[Page image transcription data]
◆ ◆ ◆ ◆ ◆
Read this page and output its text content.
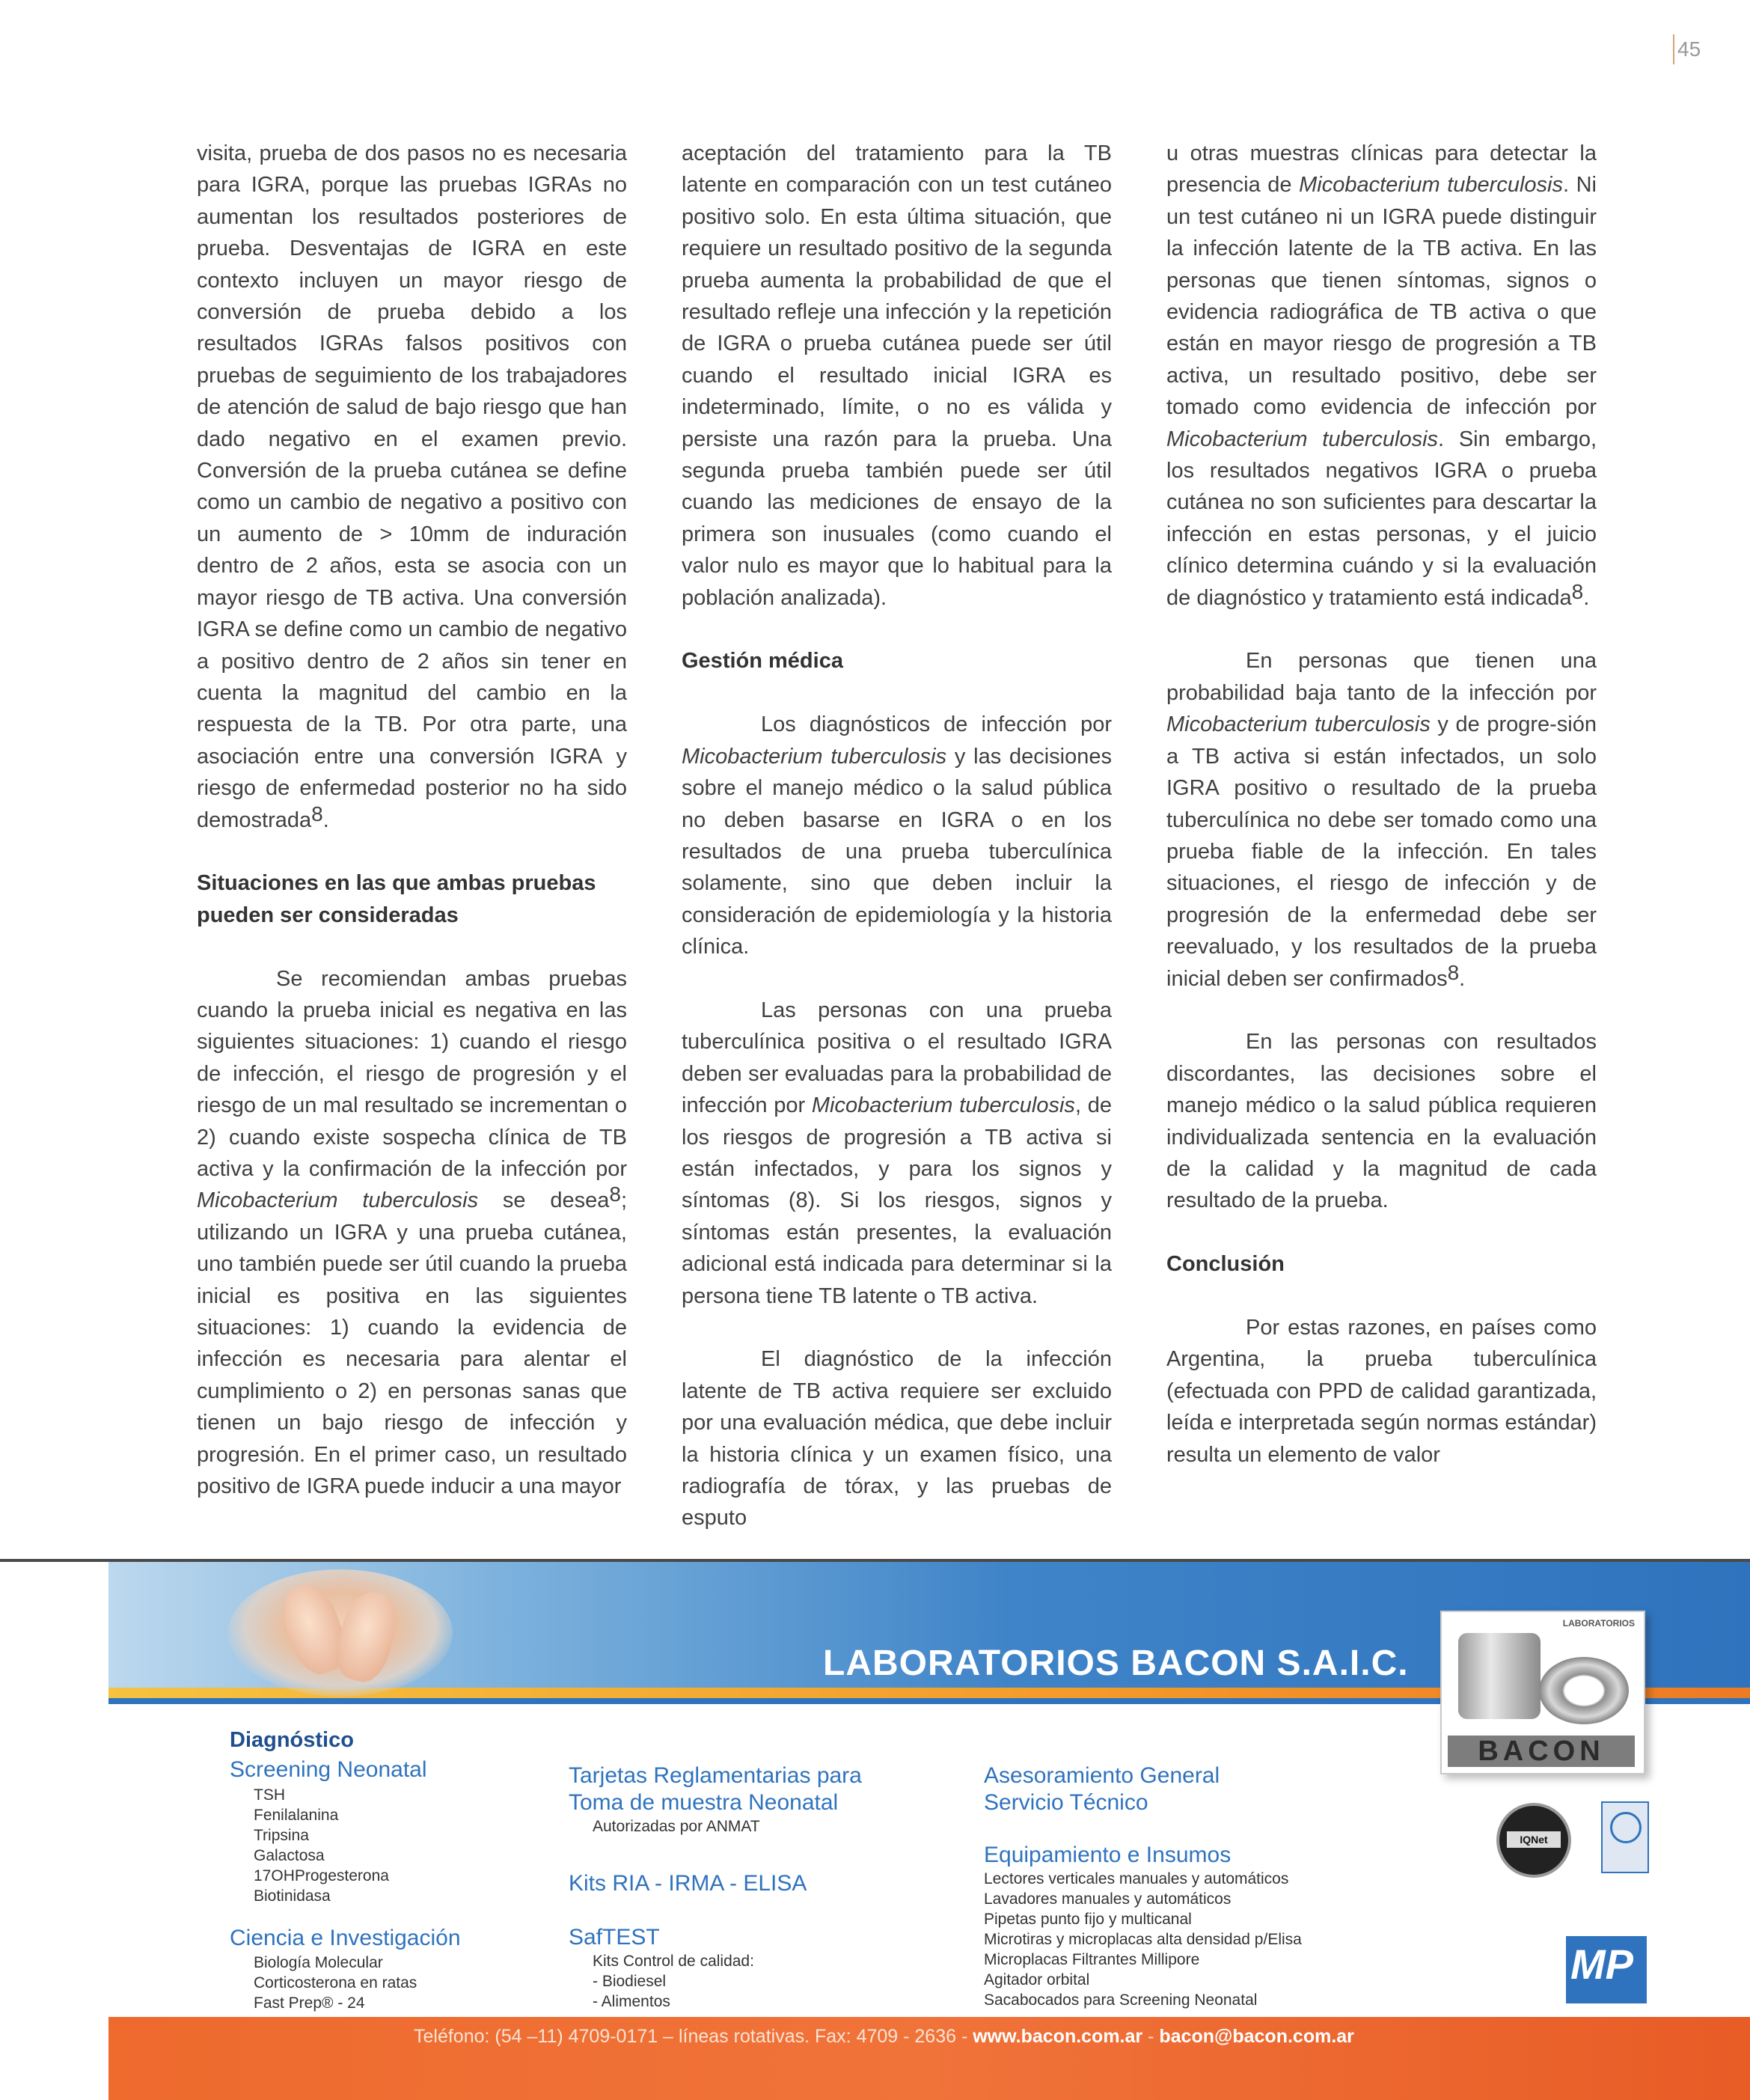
45

visita, prueba de dos pasos no es necesaria para IGRA, porque las pruebas IGRAs no aumentan los resultados posteriores de prueba. Desventajas de IGRA en este contexto incluyen un mayor riesgo de conversión de prueba debido a los resultados IGRAs falsos positivos con pruebas de seguimiento de los trabajadores de atención de salud de bajo riesgo que han dado negativo en el examen previo. Conversión de la prueba cutánea se define como un cambio de negativo a positivo con un aumento de > 10mm de induración dentro de 2 años, esta se asocia con un mayor riesgo de TB activa. Una conversión IGRA se define como un cambio de negativo a positivo dentro de 2 años sin tener en cuenta la magnitud del cambio en la respuesta de la TB. Por otra parte, una asociación entre una conversión IGRA y riesgo de enfermedad posterior no ha sido demostrada$^8$.

Situaciones en las que ambas pruebas pueden ser consideradas

Se recomiendan ambas pruebas cuando la prueba inicial es negativa en las siguientes situaciones: 1) cuando el riesgo de infección, el riesgo de progresión y el riesgo de un mal resultado se incrementan o 2) cuando existe sospecha clínica de TB activa y la confirmación de la infección por Micobacterium tuberculosis se desea$^8$; utilizando un IGRA y una prueba cutánea, uno también puede ser útil cuando la prueba inicial es positiva en las siguientes situaciones: 1) cuando la evidencia de infección es necesaria para alentar el cumplimiento o 2) en personas sanas que tienen un bajo riesgo de infección y progresión. En el primer caso, un resultado positivo de IGRA puede inducir a una mayor

aceptación del tratamiento para la TB latente en comparación con un test cutáneo positivo solo. En esta última situación, que requiere un resultado positivo de la segunda prueba aumenta la probabilidad de que el resultado refleje una infección y la repetición de IGRA o prueba cutánea puede ser útil cuando el resultado inicial IGRA es indeterminado, límite, o no es válida y persiste una razón para la prueba. Una segunda prueba también puede ser útil cuando las mediciones de ensayo de la primera son inusuales (como cuando el valor nulo es mayor que lo habitual para la población analizada).

Gestión médica

Los diagnósticos de infección por Micobacterium tuberculosis y las decisiones sobre el manejo médico o la salud pública no deben basarse en IGRA o en los resultados de una prueba tuberculínica solamente, sino que deben incluir la consideración de epidemiología y la historia clínica.

Las personas con una prueba tuberculínica positiva o el resultado IGRA deben ser evaluadas para la probabilidad de infección por Micobacterium tuberculosis, de los riesgos de progresión a TB activa si están infectados, y para los signos y síntomas (8). Si los riesgos, signos y síntomas están presentes, la evaluación adicional está indicada para determinar si la persona tiene TB latente o TB activa.

El diagnóstico de la infección latente de TB activa requiere ser excluido por una evaluación médica, que debe incluir la historia clínica y un examen físico, una radiografía de tórax, y las pruebas de esputo

u otras muestras clínicas para detectar la presencia de Micobacterium tuberculosis. Ni un test cutáneo ni un IGRA puede distinguir la infección latente de la TB activa. En las personas que tienen síntomas, signos o evidencia radiográfica de TB activa o que están en mayor riesgo de progresión a TB activa, un resultado positivo, debe ser tomado como evidencia de infección por Micobacterium tuberculosis. Sin embargo, los resultados negativos IGRA o prueba cutánea no son suficientes para descartar la infección en estas personas, y el juicio clínico determina cuándo y si la evaluación de diagnóstico y tratamiento está indicada$^8$.

En personas que tienen una probabilidad baja tanto de la infección por Micobacterium tuberculosis y de progre-sión a TB activa si están infectados, un solo IGRA positivo o resultado de la prueba tuberculínica no debe ser tomado como una prueba fiable de la infección. En tales situaciones, el riesgo de infección y de progresión de la enfermedad debe ser reevaluado, y los resultados de la prueba inicial deben ser confirmados$^8$.

En las personas con resultados discordantes, las decisiones sobre el manejo médico o la salud pública requieren individualizada sentencia en la evaluación de la calidad y la magnitud de cada resultado de la prueba.

Conclusión

Por estas razones, en países como Argentina, la prueba tuberculínica (efectuada con PPD de calidad garantizada, leída e interpretada según normas estándar) resulta un elemento de valor

LABORATORIOS BACON S.A.I.C.
LABORATORIOS
BACON
Diagnóstico
Screening Neonatal
TSH
Fenilalanina
Tripsina
Galactosa
17OHProgesterona
Biotinidasa
Ciencia e Investigación
Biología Molecular
Corticosterona en ratas
Fast Prep® - 24
Tarjetas Reglamentarias para
Toma de muestra Neonatal
Autorizadas por ANMAT
Kits RIA - IRMA - ELISA
SafTEST
Kits Control de calidad:
- Biodiesel
- Alimentos
Asesoramiento General
Servicio Técnico
Equipamiento e Insumos
Lectores verticales manuales y automáticos
Lavadores manuales y automáticos
Pipetas punto fijo y multicanal
Microtiras y microplacas alta densidad p/Elisa
Microplacas Filtrantes Millipore
Agitador orbital
Sacabocados para Screening Neonatal
IQNet
MP
Teléfono: (54 –11) 4709-0171 – líneas rotativas. Fax: 4709 - 2636 - www.bacon.com.ar - bacon@bacon.com.ar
◆ ◆ ◆ ◆ ◆
### [INSTRUCTIONS TO FOLLOW]
The reply should reproduce every entry above word for word and contain no pictures.

### [RESPONSE BELOW]
Read this page and output its text content.
45

visita, prueba de dos pasos no es necesaria para IGRA, porque las pruebas IGRAs no aumentan los resultados posteriores de prueba. Desventajas de IGRA en este contexto incluyen un mayor riesgo de conversión de prueba debido a los resultados IGRAs falsos positivos con pruebas de seguimiento de los trabajadores de atención de salud de bajo riesgo que han dado negativo en el examen previo. Conversión de la prueba cutánea se define como un cambio de negativo a positivo con un aumento de > 10mm de induración dentro de 2 años, esta se asocia con un mayor riesgo de TB activa. Una conversión IGRA se define como un cambio de negativo a positivo dentro de 2 años sin tener en cuenta la magnitud del cambio en la respuesta de la TB. Por otra parte, una asociación entre una conversión IGRA y riesgo de enfermedad posterior no ha sido demostrada$^8$.

Situaciones en las que ambas pruebas pueden ser consideradas

Se recomiendan ambas pruebas cuando la prueba inicial es negativa en las siguientes situaciones: 1) cuando el riesgo de infección, el riesgo de progresión y el riesgo de un mal resultado se incrementan o 2) cuando existe sospecha clínica de TB activa y la confirmación de la infección por Micobacterium tuberculosis se desea$^8$; utilizando un IGRA y una prueba cutánea, uno también puede ser útil cuando la prueba inicial es positiva en las siguientes situaciones: 1) cuando la evidencia de infección es necesaria para alentar el cumplimiento o 2) en personas sanas que tienen un bajo riesgo de infección y progresión. En el primer caso, un resultado positivo de IGRA puede inducir a una mayor

aceptación del tratamiento para la TB latente en comparación con un test cutáneo positivo solo. En esta última situación, que requiere un resultado positivo de la segunda prueba aumenta la probabilidad de que el resultado refleje una infección y la repetición de IGRA o prueba cutánea puede ser útil cuando el resultado inicial IGRA es indeterminado, límite, o no es válida y persiste una razón para la prueba. Una segunda prueba también puede ser útil cuando las mediciones de ensayo de la primera son inusuales (como cuando el valor nulo es mayor que lo habitual para la población analizada).

Gestión médica

Los diagnósticos de infección por Micobacterium tuberculosis y las decisiones sobre el manejo médico o la salud pública no deben basarse en IGRA o en los resultados de una prueba tuberculínica solamente, sino que deben incluir la consideración de epidemiología y la historia clínica.

Las personas con una prueba tuberculínica positiva o el resultado IGRA deben ser evaluadas para la probabilidad de infección por Micobacterium tuberculosis, de los riesgos de progresión a TB activa si están infectados, y para los signos y síntomas (8). Si los riesgos, signos y síntomas están presentes, la evaluación adicional está indicada para determinar si la persona tiene TB latente o TB activa.

El diagnóstico de la infección latente de TB activa requiere ser excluido por una evaluación médica, que debe incluir la historia clínica y un examen físico, una radiografía de tórax, y las pruebas de esputo

u otras muestras clínicas para detectar la presencia de Micobacterium tuberculosis. Ni un test cutáneo ni un IGRA puede distinguir la infección latente de la TB activa. En las personas que tienen síntomas, signos o evidencia radiográfica de TB activa o que están en mayor riesgo de progresión a TB activa, un resultado positivo, debe ser tomado como evidencia de infección por Micobacterium tuberculosis. Sin embargo, los resultados negativos IGRA o prueba cutánea no son suficientes para descartar la infección en estas personas, y el juicio clínico determina cuándo y si la evaluación de diagnóstico y tratamiento está indicada$^8$.

En personas que tienen una probabilidad baja tanto de la infección por Micobacterium tuberculosis y de progre-sión a TB activa si están infectados, un solo IGRA positivo o resultado de la prueba tuberculínica no debe ser tomado como una prueba fiable de la infección. En tales situaciones, el riesgo de infección y de progresión de la enfermedad debe ser reevaluado, y los resultados de la prueba inicial deben ser confirmados$^8$.

En las personas con resultados discordantes, las decisiones sobre el manejo médico o la salud pública requieren individualizada sentencia en la evaluación de la calidad y la magnitud de cada resultado de la prueba.

Conclusión

Por estas razones, en países como Argentina, la prueba tuberculínica (efectuada con PPD de calidad garantizada, leída e interpretada según normas estándar) resulta un elemento de valor

LABORATORIOS BACON S.A.I.C.
LABORATORIOS
BACON
Diagnóstico
Screening Neonatal
TSH
Fenilalanina
Tripsina
Galactosa
17OHProgesterona
Biotinidasa
Ciencia e Investigación
Biología Molecular
Corticosterona en ratas
Fast Prep® - 24
Tarjetas Reglamentarias para
Toma de muestra Neonatal
Autorizadas por ANMAT
Kits RIA - IRMA - ELISA
SafTEST
Kits Control de calidad:
- Biodiesel
- Alimentos
Asesoramiento General
Servicio Técnico
Equipamiento e Insumos
Lectores verticales manuales y automáticos
Lavadores manuales y automáticos
Pipetas punto fijo y multicanal
Microtiras y microplacas alta densidad p/Elisa
Microplacas Filtrantes Millipore
Agitador orbital
Sacabocados para Screening Neonatal
IQNet
MP
Teléfono: (54 –11) 4709-0171 – líneas rotativas. Fax: 4709 - 2636 - www.bacon.com.ar - bacon@bacon.com.ar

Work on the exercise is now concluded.